(THE PROBLEM):
Transcribe the listing that follows in full, omitting pictures.

========

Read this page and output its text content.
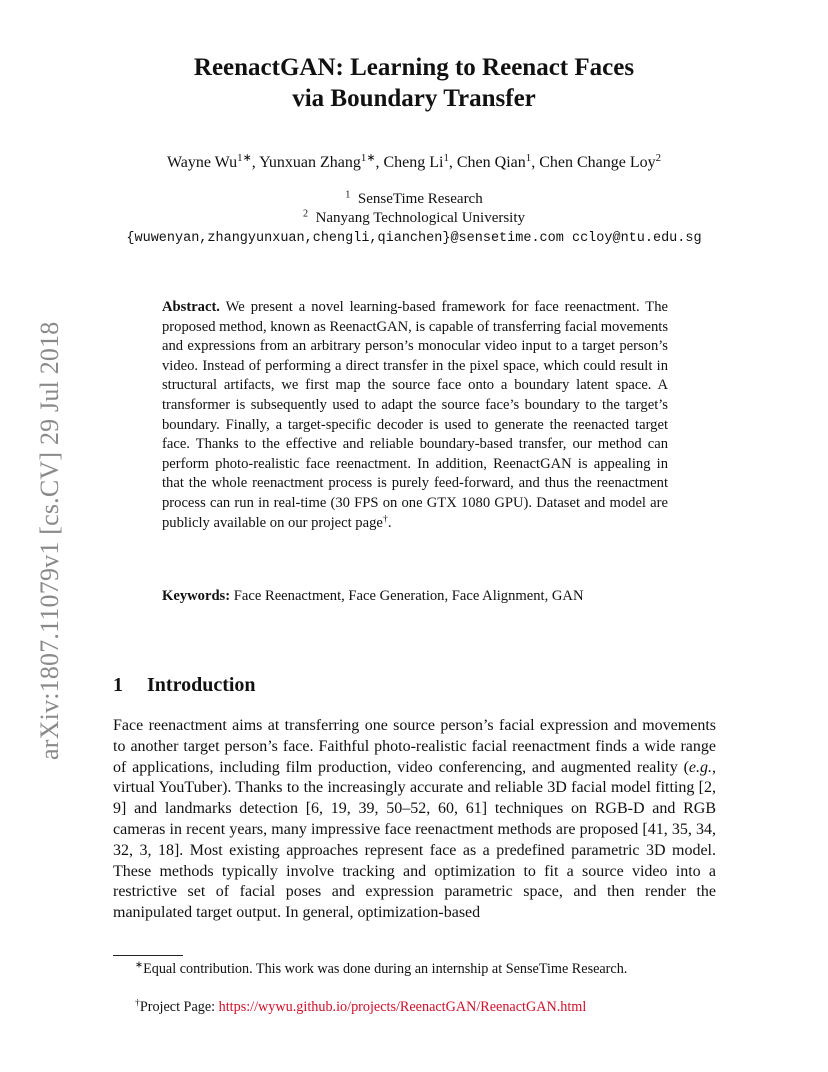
arXiv:1807.11079v1 [cs.CV] 29 Jul 2018
ReenactGAN: Learning to Reenact Faces
via Boundary Transfer
Wayne $Wu^{1∗}$, Yunxuan Zhang$^{1∗}$, Cheng Li$^1$, Chen Qian$^1$, Chen Change Loy$^2$
$^1$ SenseTime Research
$^2$ Nanyang Technological University
{wuwenyan,zhangyunxuan,chengli,qianchen}@sensetime.com ccloy@ntu.edu.sg
Abstract. We present a novel learning-based framework for face reenactment. The proposed method, known as ReenactGAN, is capable of transferring facial movements and expressions from an arbitrary person’s monocular video input to a target person’s video. Instead of performing a direct transfer in the pixel space, which could result in structural artifacts, we first map the source face onto a boundary latent space. A transformer is subsequently used to adapt the source face’s boundary to the target’s boundary. Finally, a target-specific decoder is used to generate the reenacted target face. Thanks to the effective and reliable boundary-based transfer, our method can perform photo-realistic face reenactment. In addition, ReenactGAN is appealing in that the whole reenactment process is purely feed-forward, and thus the reenactment process can run in real-time (30 FPS on one GTX 1080 GPU). Dataset and model are publicly available on our project page†.
Keywords: Face Reenactment, Face Generation, Face Alignment, GAN
1 Introduction
Face reenactment aims at transferring one source person’s facial expression and movements to another target person’s face. Faithful photo-realistic facial reenactment finds a wide range of applications, including film production, video conferencing, and augmented reality (e.g., virtual YouTuber). Thanks to the increasingly accurate and reliable 3D facial model fitting [2, 9] and landmarks detection [6, 19, 39, 50–52, 60, 61] techniques on RGB-D and RGB cameras in recent years, many impressive face reenactment methods are proposed [41, 35, 34, 32, 3, 18]. Most existing approaches represent face as a predefined parametric 3D model. These methods typically involve tracking and optimization to fit a source video into a restrictive set of facial poses and expression parametric space, and then render the manipulated target output. In general, optimization-based
∗Equal contribution. This work was done during an internship at SenseTime Research.
†Project Page: https://wywu.github.io/projects/ReenactGAN/ReenactGAN.html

========

(ANSWER TO THE EXERCISE):
Read this page and output its text content.
arXiv:1807.11079v1 [cs.CV] 29 Jul 2018
ReenactGAN: Learning to Reenact Faces
via Boundary Transfer
Wayne $Wu^{1∗}$, Yunxuan Zhang$^{1∗}$, Cheng Li$^1$, Chen Qian$^1$, Chen Change Loy$^2$
$^1$ SenseTime Research
$^2$ Nanyang Technological University
{wuwenyan,zhangyunxuan,chengli,qianchen}@sensetime.com ccloy@ntu.edu.sg
Abstract. We present a novel learning-based framework for face reenactment. The proposed method, known as ReenactGAN, is capable of transferring facial movements and expressions from an arbitrary person’s monocular video input to a target person’s video. Instead of performing a direct transfer in the pixel space, which could result in structural artifacts, we first map the source face onto a boundary latent space. A transformer is subsequently used to adapt the source face’s boundary to the target’s boundary. Finally, a target-specific decoder is used to generate the reenacted target face. Thanks to the effective and reliable boundary-based transfer, our method can perform photo-realistic face reenactment. In addition, ReenactGAN is appealing in that the whole reenactment process is purely feed-forward, and thus the reenactment process can run in real-time (30 FPS on one GTX 1080 GPU). Dataset and model are publicly available on our project page†.
Keywords: Face Reenactment, Face Generation, Face Alignment, GAN
1 Introduction
Face reenactment aims at transferring one source person’s facial expression and movements to another target person’s face. Faithful photo-realistic facial reenactment finds a wide range of applications, including film production, video conferencing, and augmented reality (e.g., virtual YouTuber). Thanks to the increasingly accurate and reliable 3D facial model fitting [2, 9] and landmarks detection [6, 19, 39, 50–52, 60, 61] techniques on RGB-D and RGB cameras in recent years, many impressive face reenactment methods are proposed [41, 35, 34, 32, 3, 18]. Most existing approaches represent face as a predefined parametric 3D model. These methods typically involve tracking and optimization to fit a source video into a restrictive set of facial poses and expression parametric space, and then render the manipulated target output. In general, optimization-based
∗Equal contribution. This work was done during an internship at SenseTime Research.
†Project Page: https://wywu.github.io/projects/ReenactGAN/ReenactGAN.html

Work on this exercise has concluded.